- [Given request]: Transcribe all of the records word for word, but omit the pictures.

· · · ·

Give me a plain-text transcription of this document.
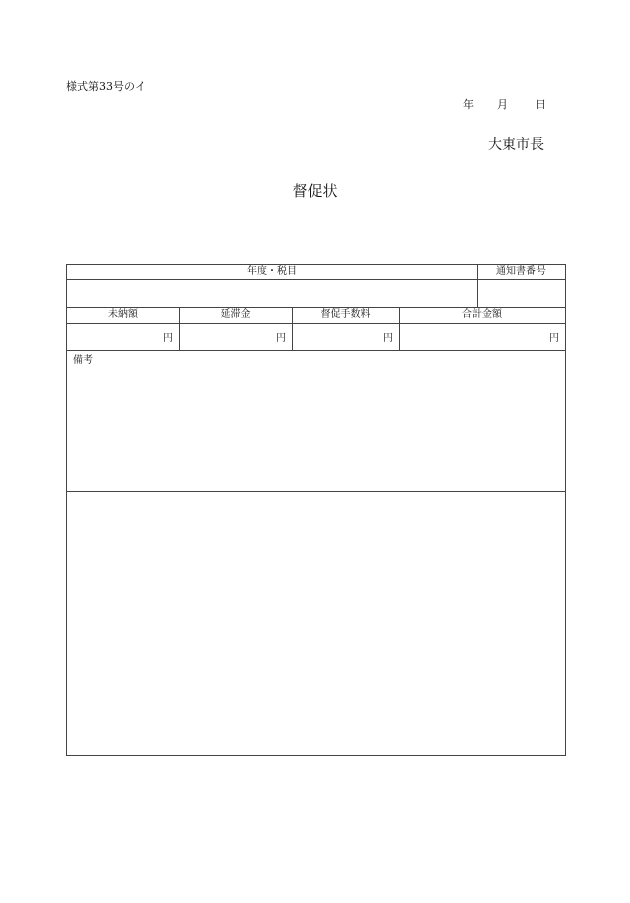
様式第33号のイ
年 月 日
大東市長
督促状
年度・税目	通知書番号
未納額	延滞金	督促手数料	合計金額
円	円	円	円
備考
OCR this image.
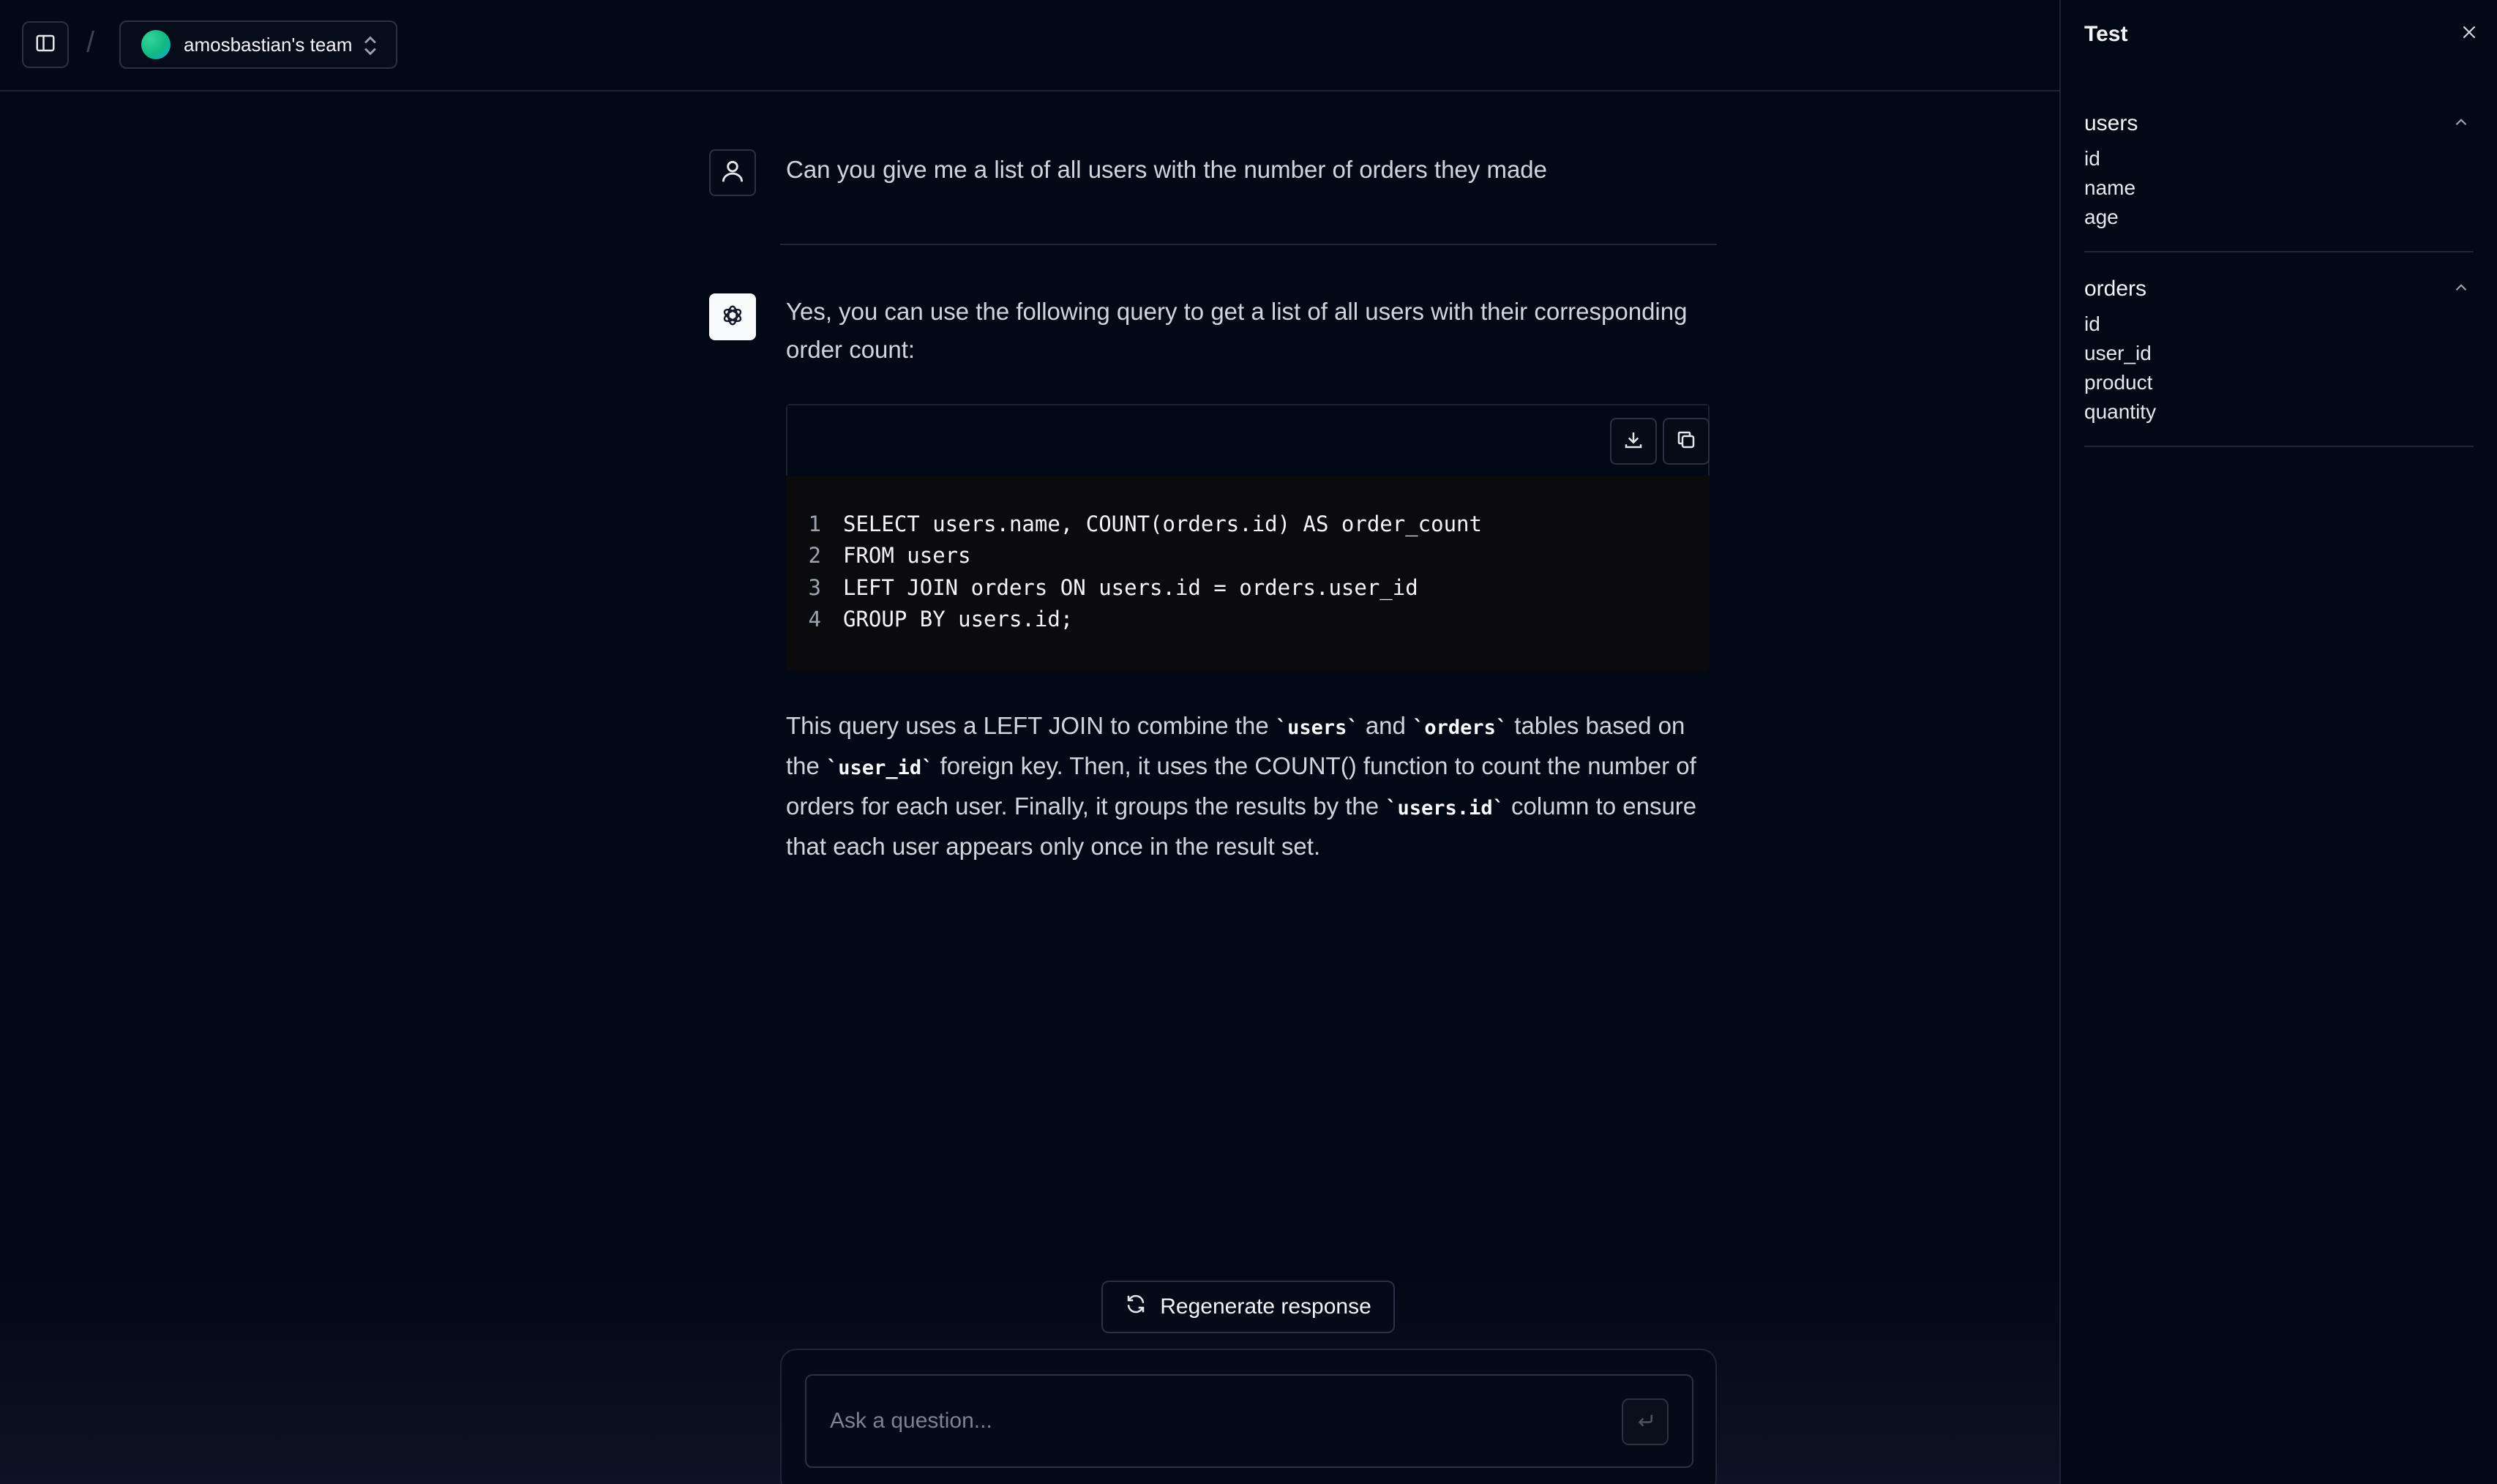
/	amosbastian's team
Can you give me a list of all users with the number of orders they made
Yes, you can use the following query to get a list of all users with their corresponding order count:
1	SELECT users.name, COUNT(orders.id) AS order_count
2	FROM users
3	LEFT JOIN orders ON users.id = orders.user_id
4	GROUP BY users.id;
This query uses a LEFT JOIN to combine the `users` and `orders` tables based on the `user_id` foreign key. Then, it uses the COUNT() function to count the number of orders for each user. Finally, it groups the results by the `users.id` column to ensure that each user appears only once in the result set.
Regenerate response
Ask a question...
Test
users
id
name
age
orders
id
user_id
product
quantity
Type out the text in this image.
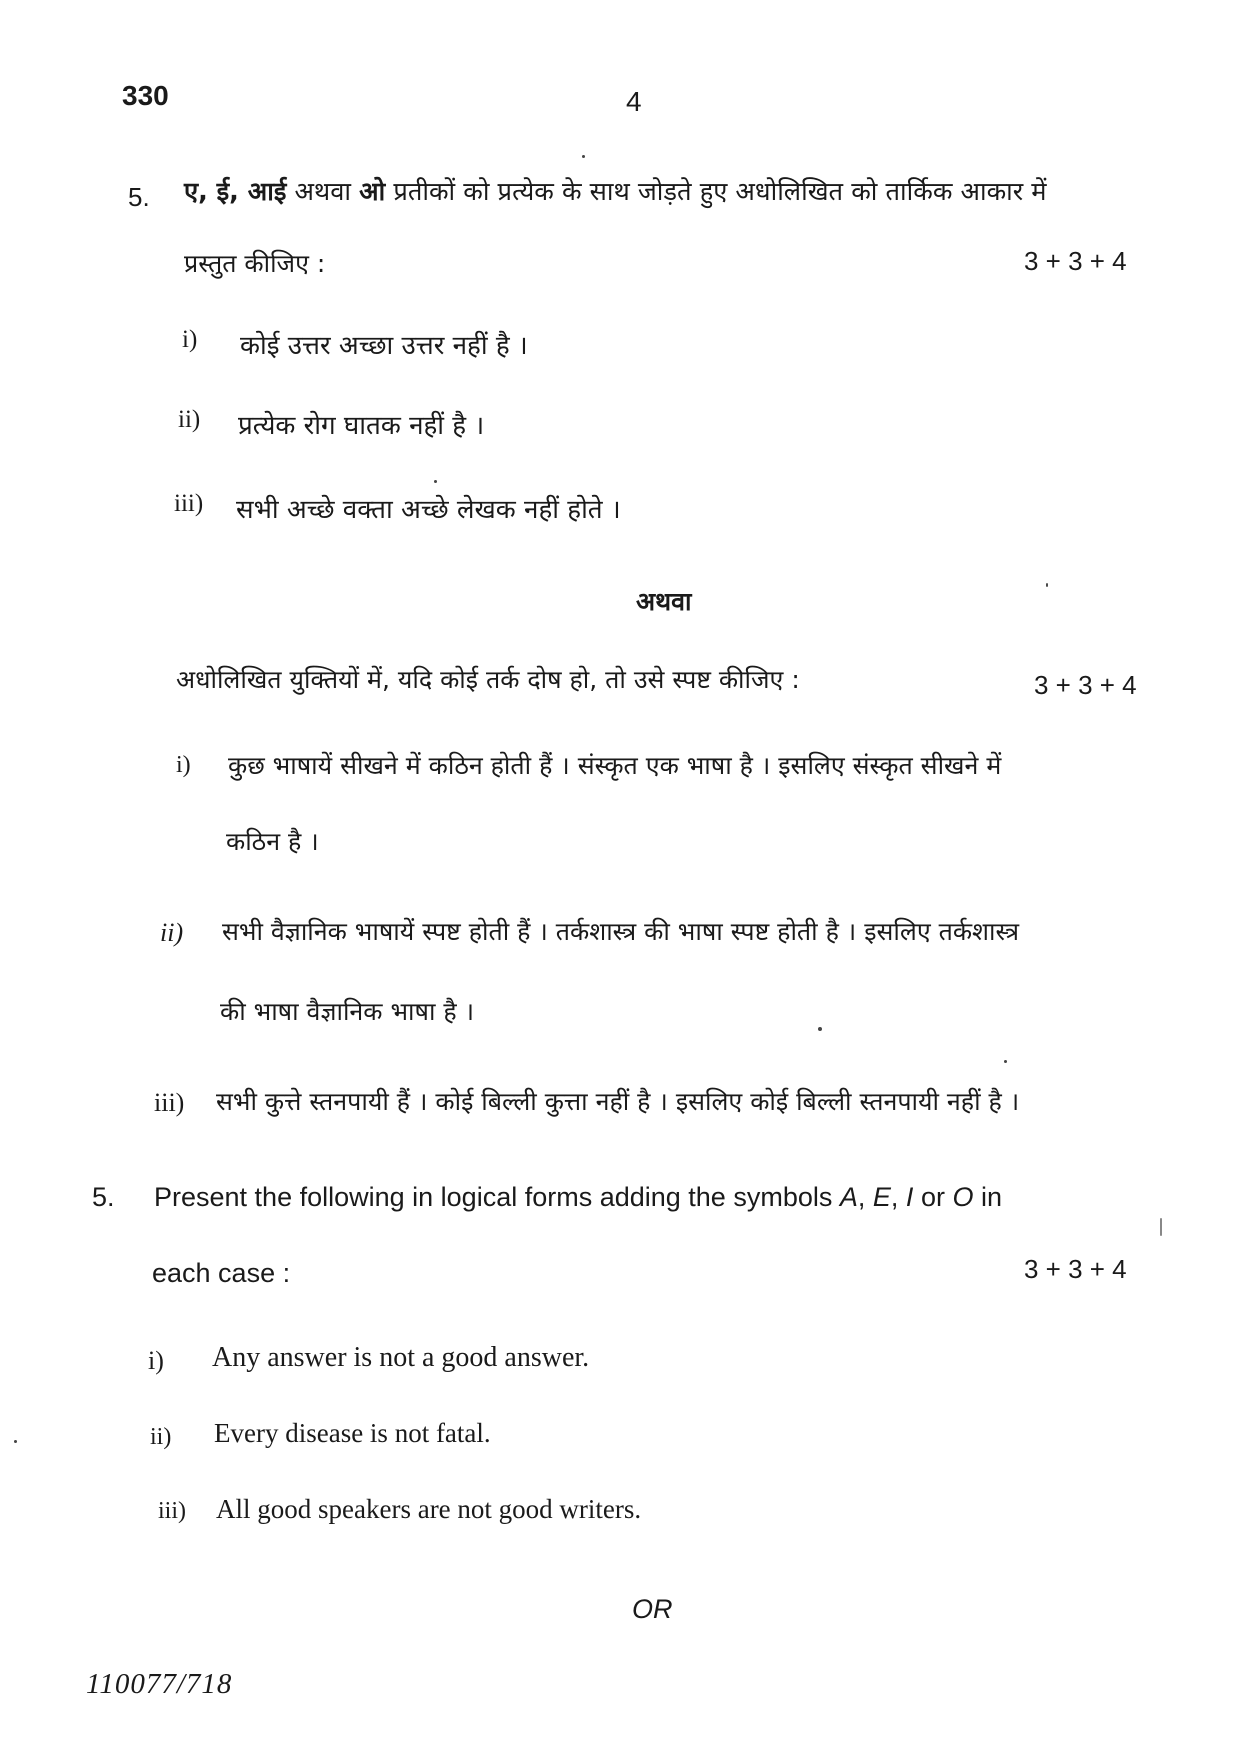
330	4
5. ए, ई, आई अथवा ओ प्रतीकों को प्रत्येक के साथ जोड़ते हुए अधोलिखित को तार्किक आकार में
प्रस्तुत कीजिए :	3 + 3 + 4
i) कोई उत्तर अच्छा उत्तर नहीं है ।
ii) प्रत्येक रोग घातक नहीं है ।
iii) सभी अच्छे वक्ता अच्छे लेखक नहीं होते ।
अथवा
अधोलिखित युक्तियों में, यदि कोई तर्क दोष हो, तो उसे स्पष्ट कीजिए :	3 + 3 + 4
i) कुछ भाषायें सीखने में कठिन होती हैं । संस्कृत एक भाषा है । इसलिए संस्कृत सीखने में
कठिन है ।
ii) सभी वैज्ञानिक भाषायें स्पष्ट होती हैं । तर्कशास्त्र की भाषा स्पष्ट होती है । इसलिए तर्कशास्त्र
की भाषा वैज्ञानिक भाषा है ।
iii) सभी कुत्ते स्तनपायी हैं । कोई बिल्ली कुत्ता नहीं है । इसलिए कोई बिल्ली स्तनपायी नहीं है ।
5. Present the following in logical forms adding the symbols A, E, I or O in
each case :	3 + 3 + 4
i) Any answer is not a good answer.
ii) Every disease is not fatal.
iii) All good speakers are not good writers.
OR
110077/718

· · · ·

- [Response]:
Give me a plain-text transcription of this document.
様式第33号のイ
年 月 日
大東市長
督促状
年度・税目	通知書番号
未納額	延滞金	督促手数料	合計金額
円	円	円	円
備考
OCR this image.
/	amosbastian's team
Can you give me a list of all users with the number of orders they made
Yes, you can use the following query to get a list of all users with their corresponding order count:
1	SELECT users.name, COUNT(orders.id) AS order_count
2	FROM users
3	LEFT JOIN orders ON users.id = orders.user_id
4	GROUP BY users.id;
This query uses a LEFT JOIN to combine the `users` and `orders` tables based on the `user_id` foreign key. Then, it uses the COUNT() function to count the number of orders for each user. Finally, it groups the results by the `users.id` column to ensure that each user appears only once in the result set.
Regenerate response
Ask a question...
Test
users
id
name
age
orders
id
user_id
product
quantity
Type out the text in this image.
330	4
5. ए, ई, आई अथवा ओ प्रतीकों को प्रत्येक के साथ जोड़ते हुए अधोलिखित को तार्किक आकार में
प्रस्तुत कीजिए :	3 + 3 + 4
i) कोई उत्तर अच्छा उत्तर नहीं है ।
ii) प्रत्येक रोग घातक नहीं है ।
iii) सभी अच्छे वक्ता अच्छे लेखक नहीं होते ।
अथवा
अधोलिखित युक्तियों में, यदि कोई तर्क दोष हो, तो उसे स्पष्ट कीजिए :	3 + 3 + 4
i) कुछ भाषायें सीखने में कठिन होती हैं । संस्कृत एक भाषा है । इसलिए संस्कृत सीखने में
कठिन है ।
ii) सभी वैज्ञानिक भाषायें स्पष्ट होती हैं । तर्कशास्त्र की भाषा स्पष्ट होती है । इसलिए तर्कशास्त्र
की भाषा वैज्ञानिक भाषा है ।
iii) सभी कुत्ते स्तनपायी हैं । कोई बिल्ली कुत्ता नहीं है । इसलिए कोई बिल्ली स्तनपायी नहीं है ।
5. Present the following in logical forms adding the symbols A, E, I or O in
each case :	3 + 3 + 4
i) Any answer is not a good answer.
ii) Every disease is not fatal.
iii) All good speakers are not good writers.
OR
110077/718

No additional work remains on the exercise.